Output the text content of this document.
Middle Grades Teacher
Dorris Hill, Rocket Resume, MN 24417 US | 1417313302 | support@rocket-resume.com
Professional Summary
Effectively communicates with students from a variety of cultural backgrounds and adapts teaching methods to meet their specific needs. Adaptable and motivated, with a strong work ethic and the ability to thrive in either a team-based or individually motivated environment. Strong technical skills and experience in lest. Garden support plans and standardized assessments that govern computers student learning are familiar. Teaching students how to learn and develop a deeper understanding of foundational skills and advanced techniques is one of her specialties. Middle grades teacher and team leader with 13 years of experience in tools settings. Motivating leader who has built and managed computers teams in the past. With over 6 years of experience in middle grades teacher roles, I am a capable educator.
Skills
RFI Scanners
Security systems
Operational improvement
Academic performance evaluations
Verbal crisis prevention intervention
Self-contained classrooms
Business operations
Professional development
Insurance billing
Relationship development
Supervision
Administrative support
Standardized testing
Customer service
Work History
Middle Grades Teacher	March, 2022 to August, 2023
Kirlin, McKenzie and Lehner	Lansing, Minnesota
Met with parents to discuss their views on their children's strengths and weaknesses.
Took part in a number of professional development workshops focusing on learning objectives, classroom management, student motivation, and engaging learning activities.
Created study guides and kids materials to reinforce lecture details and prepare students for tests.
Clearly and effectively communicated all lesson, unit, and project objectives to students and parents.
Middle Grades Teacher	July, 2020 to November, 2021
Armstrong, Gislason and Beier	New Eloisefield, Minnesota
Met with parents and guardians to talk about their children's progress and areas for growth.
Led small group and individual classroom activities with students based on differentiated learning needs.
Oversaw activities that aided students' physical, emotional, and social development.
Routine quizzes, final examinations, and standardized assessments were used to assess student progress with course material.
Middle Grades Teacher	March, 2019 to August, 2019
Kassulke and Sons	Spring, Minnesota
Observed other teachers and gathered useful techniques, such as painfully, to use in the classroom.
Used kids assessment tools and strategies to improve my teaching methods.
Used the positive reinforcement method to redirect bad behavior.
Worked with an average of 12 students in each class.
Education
───
Problem
Take every line above carrying "children" and return it.

Reply
Met with parents to discuss their views on their children's strengths and weaknesses.
Met with parents and guardians to talk about their children's progress and areas for growth.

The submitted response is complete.